#### Page excerpt

Tesco Express = rubbish service, Google (mobile) saves the day

I’ve been working most of the day at the Radisson Hotel, sat by the bar, using the fast (and expensively priced) wifi and getting-things-done.

I worked ’til 1043pm… and then packed up and quickly headed over to the Baker Street Tesco Express. They’re smart shops, the Tesco Expresses, because they generally — miraculously — usually have everything you need. I wanted to get some toilet roll. You know, boring stuff like that.

I used my Nokia E90 to confirm, en route, that the shop closed at 11pm. I then flicked over to Google Maps and confirmed the location precisely. It’s a very smart service, Google Maps, especially on the big E90 screen.

Will I get to Tesco Express in time, I wondered? Google Maps reckoned I could be there in 1 minute (by car - I was walking, so .. what.. 5-6 minutes?). I arrived at 1053pm.

I was delighted! Just enough time to get in, located the toilet roll, pay, done.

But no.

The doors were already locked.

Interesting policy.

The bored looking security guard at the door tapped his watch and indicated with his hands that the shop was closed.

Arse.

I tapped on the door and showed my E90 screen to him — displaying the time, 1053pm. I then pointed to the ‘we’re open ’til 11pm’ sign. He just ignored me.

########
#### Supplied information

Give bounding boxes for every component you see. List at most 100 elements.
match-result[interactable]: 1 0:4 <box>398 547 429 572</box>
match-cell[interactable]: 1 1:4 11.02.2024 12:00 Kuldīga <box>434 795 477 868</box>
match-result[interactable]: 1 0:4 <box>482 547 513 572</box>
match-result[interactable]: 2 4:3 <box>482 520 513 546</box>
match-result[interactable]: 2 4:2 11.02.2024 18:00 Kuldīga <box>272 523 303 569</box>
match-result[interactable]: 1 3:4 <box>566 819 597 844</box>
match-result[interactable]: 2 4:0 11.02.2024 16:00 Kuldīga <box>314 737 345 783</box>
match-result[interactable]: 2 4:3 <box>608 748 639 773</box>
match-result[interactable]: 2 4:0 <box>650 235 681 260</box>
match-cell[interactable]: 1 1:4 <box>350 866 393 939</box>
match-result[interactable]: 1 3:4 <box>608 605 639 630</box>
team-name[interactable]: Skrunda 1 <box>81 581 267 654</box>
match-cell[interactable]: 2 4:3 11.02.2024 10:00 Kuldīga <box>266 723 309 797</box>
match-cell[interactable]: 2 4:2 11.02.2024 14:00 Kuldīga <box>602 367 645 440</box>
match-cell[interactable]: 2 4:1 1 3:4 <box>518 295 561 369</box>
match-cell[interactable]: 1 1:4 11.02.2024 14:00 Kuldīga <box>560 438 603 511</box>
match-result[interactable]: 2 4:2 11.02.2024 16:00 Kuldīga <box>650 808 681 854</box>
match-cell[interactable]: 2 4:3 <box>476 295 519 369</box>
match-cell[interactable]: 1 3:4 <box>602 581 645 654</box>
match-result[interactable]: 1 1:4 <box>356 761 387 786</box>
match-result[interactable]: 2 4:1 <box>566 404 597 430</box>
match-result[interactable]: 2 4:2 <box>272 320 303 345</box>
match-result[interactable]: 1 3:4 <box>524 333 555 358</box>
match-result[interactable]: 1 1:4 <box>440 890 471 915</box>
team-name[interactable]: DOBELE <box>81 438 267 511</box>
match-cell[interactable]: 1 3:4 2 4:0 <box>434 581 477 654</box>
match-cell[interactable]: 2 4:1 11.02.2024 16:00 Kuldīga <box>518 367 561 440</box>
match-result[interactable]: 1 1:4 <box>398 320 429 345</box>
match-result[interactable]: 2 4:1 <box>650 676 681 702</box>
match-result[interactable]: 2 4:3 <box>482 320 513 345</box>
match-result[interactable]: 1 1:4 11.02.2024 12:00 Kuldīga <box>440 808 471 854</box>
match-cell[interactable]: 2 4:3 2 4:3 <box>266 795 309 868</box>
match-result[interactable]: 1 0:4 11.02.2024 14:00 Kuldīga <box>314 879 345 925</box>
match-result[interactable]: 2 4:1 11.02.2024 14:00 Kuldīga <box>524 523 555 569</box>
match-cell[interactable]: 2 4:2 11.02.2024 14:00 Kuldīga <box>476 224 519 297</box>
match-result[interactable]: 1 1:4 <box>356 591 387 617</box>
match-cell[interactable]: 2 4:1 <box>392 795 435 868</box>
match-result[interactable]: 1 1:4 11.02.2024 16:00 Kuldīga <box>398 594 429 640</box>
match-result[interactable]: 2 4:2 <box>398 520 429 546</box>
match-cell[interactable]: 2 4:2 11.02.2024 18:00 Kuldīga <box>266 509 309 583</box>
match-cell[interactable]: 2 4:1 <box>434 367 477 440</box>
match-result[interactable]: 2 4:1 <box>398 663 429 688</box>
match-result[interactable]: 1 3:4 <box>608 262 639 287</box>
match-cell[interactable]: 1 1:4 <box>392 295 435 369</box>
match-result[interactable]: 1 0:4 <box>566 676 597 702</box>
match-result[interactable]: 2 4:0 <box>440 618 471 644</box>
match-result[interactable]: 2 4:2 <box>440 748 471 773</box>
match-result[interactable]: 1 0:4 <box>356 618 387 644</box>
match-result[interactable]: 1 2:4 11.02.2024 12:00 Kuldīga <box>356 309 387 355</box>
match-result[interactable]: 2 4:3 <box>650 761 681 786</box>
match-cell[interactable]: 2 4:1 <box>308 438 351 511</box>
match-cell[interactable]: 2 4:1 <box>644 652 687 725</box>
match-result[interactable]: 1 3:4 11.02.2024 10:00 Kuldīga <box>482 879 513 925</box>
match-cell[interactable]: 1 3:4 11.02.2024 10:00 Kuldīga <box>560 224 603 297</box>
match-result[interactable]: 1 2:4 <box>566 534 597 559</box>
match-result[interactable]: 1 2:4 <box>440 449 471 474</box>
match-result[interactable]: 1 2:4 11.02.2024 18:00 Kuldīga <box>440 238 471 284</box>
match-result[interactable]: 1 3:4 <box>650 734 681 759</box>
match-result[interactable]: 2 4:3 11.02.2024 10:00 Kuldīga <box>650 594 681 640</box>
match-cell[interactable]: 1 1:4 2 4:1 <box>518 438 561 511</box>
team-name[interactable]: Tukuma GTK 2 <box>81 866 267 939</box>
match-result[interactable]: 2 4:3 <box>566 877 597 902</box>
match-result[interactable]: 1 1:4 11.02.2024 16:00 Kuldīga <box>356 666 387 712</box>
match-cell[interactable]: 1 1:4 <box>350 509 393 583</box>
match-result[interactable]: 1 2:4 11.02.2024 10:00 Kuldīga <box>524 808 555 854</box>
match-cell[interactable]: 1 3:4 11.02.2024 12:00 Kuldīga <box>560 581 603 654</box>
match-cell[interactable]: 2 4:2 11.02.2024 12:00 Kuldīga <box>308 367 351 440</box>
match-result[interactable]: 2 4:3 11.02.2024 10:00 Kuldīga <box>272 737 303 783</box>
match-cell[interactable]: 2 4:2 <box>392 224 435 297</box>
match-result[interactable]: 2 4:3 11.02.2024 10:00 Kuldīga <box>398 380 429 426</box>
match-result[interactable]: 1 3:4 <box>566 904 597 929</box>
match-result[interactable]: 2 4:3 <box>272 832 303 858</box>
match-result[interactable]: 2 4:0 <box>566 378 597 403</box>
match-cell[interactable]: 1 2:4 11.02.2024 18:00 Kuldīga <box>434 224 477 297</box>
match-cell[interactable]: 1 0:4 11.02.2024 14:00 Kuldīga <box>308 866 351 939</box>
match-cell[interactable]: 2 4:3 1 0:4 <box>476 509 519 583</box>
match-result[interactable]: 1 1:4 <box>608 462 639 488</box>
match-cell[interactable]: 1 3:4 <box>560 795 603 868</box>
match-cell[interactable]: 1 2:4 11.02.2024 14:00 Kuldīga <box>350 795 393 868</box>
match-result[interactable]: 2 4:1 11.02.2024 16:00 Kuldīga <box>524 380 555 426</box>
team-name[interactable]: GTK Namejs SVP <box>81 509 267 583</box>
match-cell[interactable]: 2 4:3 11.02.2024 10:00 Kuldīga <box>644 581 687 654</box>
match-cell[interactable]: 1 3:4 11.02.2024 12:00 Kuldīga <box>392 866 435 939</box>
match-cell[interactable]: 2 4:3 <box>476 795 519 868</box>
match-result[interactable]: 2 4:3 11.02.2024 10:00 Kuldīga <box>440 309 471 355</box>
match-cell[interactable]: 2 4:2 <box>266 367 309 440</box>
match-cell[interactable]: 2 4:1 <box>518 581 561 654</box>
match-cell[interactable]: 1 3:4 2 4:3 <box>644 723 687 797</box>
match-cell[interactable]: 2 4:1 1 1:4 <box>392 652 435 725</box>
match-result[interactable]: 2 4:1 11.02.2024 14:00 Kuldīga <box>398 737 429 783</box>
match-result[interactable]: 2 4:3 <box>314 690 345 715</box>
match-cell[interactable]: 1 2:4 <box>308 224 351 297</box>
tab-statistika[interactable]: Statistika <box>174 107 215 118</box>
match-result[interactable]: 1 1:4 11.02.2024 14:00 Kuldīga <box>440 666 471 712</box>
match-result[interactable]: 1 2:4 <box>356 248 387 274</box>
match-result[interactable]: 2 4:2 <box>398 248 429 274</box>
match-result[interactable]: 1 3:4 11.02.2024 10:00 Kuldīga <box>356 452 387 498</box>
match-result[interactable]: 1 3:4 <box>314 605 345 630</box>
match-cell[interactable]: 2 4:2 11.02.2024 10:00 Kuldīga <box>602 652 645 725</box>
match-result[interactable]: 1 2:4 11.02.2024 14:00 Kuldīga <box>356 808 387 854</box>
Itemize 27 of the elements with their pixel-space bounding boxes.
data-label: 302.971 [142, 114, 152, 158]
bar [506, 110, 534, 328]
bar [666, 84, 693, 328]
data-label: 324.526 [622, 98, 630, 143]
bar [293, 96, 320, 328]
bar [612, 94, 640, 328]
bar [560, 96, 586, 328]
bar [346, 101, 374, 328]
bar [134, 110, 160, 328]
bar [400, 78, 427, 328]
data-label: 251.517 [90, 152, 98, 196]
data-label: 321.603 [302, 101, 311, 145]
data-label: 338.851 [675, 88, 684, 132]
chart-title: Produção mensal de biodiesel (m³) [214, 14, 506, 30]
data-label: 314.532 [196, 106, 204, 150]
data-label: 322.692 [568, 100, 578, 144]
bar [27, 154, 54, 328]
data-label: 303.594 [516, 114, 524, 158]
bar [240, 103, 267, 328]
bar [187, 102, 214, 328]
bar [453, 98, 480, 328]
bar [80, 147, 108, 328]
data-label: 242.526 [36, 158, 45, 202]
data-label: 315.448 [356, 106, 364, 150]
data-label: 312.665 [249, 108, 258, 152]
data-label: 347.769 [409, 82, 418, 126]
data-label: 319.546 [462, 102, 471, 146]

########

What you will do:
- a) In the blog post about Tesco Express, what time did the writer arrive at the shop?
- b) Continue the blog post about the late-night trip to Tesco Express from the point where it stops.
The data has nothing to do with the blog post about Tesco Express.

Results by task:
- a) 10:53 pm.

- b)
Fuck you then. And your brand. Every little helps is supposed to be the Tesco strapline. Not, it seems, at the Baker Street Tesco Express.

I got out Google and located the phone number. Dialled. I wanted to speak to the manager. Nada. No answer.

So I took some pictures to document the experience.

I’m going to phone Tesco PR tomorrow and find out exactly what their policy is on closing at the appointed time.

It would have been far more effective to display ‘We close at 1045pm’ (or whatever). Folk like me — and the other 10 or so people who turned up at about the same time as me — were relying on the fact that 11pm means 11pm.

This, unfortunately, is the problem with Britain. It’s not a unique British trait per se, you do get it everywhere. But the British are extra good at demarcation (’smore than my job’s worth mate’) and lazy business practices. The chaps in the shop clearly couldn’t be arsed and wanted to leave at 11pm. The manager obviously tolerates it. The area manager either doesn’t have a clue or can’t be bothered either. It’s a big shame and a might unfortunate that the folks working at this store are supremely uninspired. It was more convenient to them to close the sodding doors early than extend service to the appointed time.

I wonder if the store actually opens on time or if it’s 15-20 minutes late, depending on whether the manager can be arsed?

Discussing this with a few folk tonight, quite a few commented, ‘well, they’re not paid much’. I suspect that’s accurate.

Where does it stop though. If someone’s not paid much (where ‘much’ is a relative scale), does that mean it’s fine to accept a shite service?

Possibly. Possibly not. I don’t know. It doesn’t work the other way. I can’t get a bottle of Irn Bru from Tesco for 20p because I can’t be arsed to pay for it, or, if I haven’t got ‘much’ money. The price is fixed.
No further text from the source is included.